Information supplied:
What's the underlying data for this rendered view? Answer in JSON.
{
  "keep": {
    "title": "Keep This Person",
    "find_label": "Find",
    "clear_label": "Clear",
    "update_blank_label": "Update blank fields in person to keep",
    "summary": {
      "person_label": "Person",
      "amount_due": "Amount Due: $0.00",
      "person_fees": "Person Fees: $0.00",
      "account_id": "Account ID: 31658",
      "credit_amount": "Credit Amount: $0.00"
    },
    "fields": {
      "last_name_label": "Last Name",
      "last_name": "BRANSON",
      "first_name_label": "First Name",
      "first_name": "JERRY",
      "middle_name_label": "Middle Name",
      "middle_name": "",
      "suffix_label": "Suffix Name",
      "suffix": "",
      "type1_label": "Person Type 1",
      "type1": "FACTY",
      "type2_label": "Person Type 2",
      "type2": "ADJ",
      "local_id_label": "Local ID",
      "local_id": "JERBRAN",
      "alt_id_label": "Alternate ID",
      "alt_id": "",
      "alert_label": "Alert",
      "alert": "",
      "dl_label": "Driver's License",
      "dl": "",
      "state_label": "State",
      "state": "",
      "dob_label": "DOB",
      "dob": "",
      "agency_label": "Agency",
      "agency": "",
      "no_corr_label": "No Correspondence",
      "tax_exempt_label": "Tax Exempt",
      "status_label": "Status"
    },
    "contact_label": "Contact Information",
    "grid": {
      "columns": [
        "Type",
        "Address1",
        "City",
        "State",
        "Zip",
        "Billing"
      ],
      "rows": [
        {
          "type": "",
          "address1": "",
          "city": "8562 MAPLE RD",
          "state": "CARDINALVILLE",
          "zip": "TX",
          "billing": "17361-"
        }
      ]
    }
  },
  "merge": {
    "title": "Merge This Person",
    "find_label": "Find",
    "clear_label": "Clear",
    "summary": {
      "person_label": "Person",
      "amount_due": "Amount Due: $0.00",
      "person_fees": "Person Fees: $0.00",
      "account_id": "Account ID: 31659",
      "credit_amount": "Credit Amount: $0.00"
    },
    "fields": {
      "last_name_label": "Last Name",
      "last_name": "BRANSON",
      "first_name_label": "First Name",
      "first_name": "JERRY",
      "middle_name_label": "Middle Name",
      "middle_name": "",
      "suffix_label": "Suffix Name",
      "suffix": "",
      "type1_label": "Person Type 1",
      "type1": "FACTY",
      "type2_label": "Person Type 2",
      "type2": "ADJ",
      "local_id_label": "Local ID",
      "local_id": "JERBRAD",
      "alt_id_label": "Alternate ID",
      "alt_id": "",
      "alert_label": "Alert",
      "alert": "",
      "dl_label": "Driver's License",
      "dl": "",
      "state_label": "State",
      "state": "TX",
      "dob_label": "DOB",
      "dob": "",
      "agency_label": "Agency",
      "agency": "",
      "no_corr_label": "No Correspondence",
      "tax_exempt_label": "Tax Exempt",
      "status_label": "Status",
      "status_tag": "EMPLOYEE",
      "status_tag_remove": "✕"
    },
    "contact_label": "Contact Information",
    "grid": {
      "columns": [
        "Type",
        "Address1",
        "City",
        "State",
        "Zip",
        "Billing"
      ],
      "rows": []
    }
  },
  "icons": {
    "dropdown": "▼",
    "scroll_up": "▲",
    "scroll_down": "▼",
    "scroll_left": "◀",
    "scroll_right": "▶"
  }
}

Set exercise:
Every record above should be output exactly.

Task response:
What's the underlying data for this rendered view? Answer in JSON.
{
  "keep": {
    "title": "Keep This Person",
    "find_label": "Find",
    "clear_label": "Clear",
    "update_blank_label": "Update blank fields in person to keep",
    "summary": {
      "person_label": "Person",
      "amount_due": "Amount Due: $0.00",
      "person_fees": "Person Fees: $0.00",
      "account_id": "Account ID: 31658",
      "credit_amount": "Credit Amount: $0.00"
    },
    "fields": {
      "last_name_label": "Last Name",
      "last_name": "BRANSON",
      "first_name_label": "First Name",
      "first_name": "JERRY",
      "middle_name_label": "Middle Name",
      "middle_name": "",
      "suffix_label": "Suffix Name",
      "suffix": "",
      "type1_label": "Person Type 1",
      "type1": "FACTY",
      "type2_label": "Person Type 2",
      "type2": "ADJ",
      "local_id_label": "Local ID",
      "local_id": "JERBRAN",
      "alt_id_label": "Alternate ID",
      "alt_id": "",
      "alert_label": "Alert",
      "alert": "",
      "dl_label": "Driver's License",
      "dl": "",
      "state_label": "State",
      "state": "",
      "dob_label": "DOB",
      "dob": "",
      "agency_label": "Agency",
      "agency": "",
      "no_corr_label": "No Correspondence",
      "tax_exempt_label": "Tax Exempt",
      "status_label": "Status"
    },
    "contact_label": "Contact Information",
    "grid": {
      "columns": [
        "Type",
        "Address1",
        "City",
        "State",
        "Zip",
        "Billing"
      ],
      "rows": [
        {
          "type": "",
          "address1": "",
          "city": "8562 MAPLE RD",
          "state": "CARDINALVILLE",
          "zip": "TX",
          "billing": "17361-"
        }
      ]
    }
  },
  "merge": {
    "title": "Merge This Person",
    "find_label": "Find",
    "clear_label": "Clear",
    "summary": {
      "person_label": "Person",
      "amount_due": "Amount Due: $0.00",
      "person_fees": "Person Fees: $0.00",
      "account_id": "Account ID: 31659",
      "credit_amount": "Credit Amount: $0.00"
    },
    "fields": {
      "last_name_label": "Last Name",
      "last_name": "BRANSON",
      "first_name_label": "First Name",
      "first_name": "JERRY",
      "middle_name_label": "Middle Name",
      "middle_name": "",
      "suffix_label": "Suffix Name",
      "suffix": "",
      "type1_label": "Person Type 1",
      "type1": "FACTY",
      "type2_label": "Person Type 2",
      "type2": "ADJ",
      "local_id_label": "Local ID",
      "local_id": "JERBRAD",
      "alt_id_label": "Alternate ID",
      "alt_id": "",
      "alert_label": "Alert",
      "alert": "",
      "dl_label": "Driver's License",
      "dl": "",
      "state_label": "State",
      "state": "TX",
      "dob_label": "DOB",
      "dob": "",
      "agency_label": "Agency",
      "agency": "",
      "no_corr_label": "No Correspondence",
      "tax_exempt_label": "Tax Exempt",
      "status_label": "Status",
      "status_tag": "EMPLOYEE",
      "status_tag_remove": "✕"
    },
    "contact_label": "Contact Information",
    "grid": {
      "columns": [
        "Type",
        "Address1",
        "City",
        "State",
        "Zip",
        "Billing"
      ],
      "rows": []
    }
  },
  "icons": {
    "dropdown": "▼",
    "scroll_up": "▲",
    "scroll_down": "▼",
    "scroll_left": "◀",
    "scroll_right": "▶"
  }
}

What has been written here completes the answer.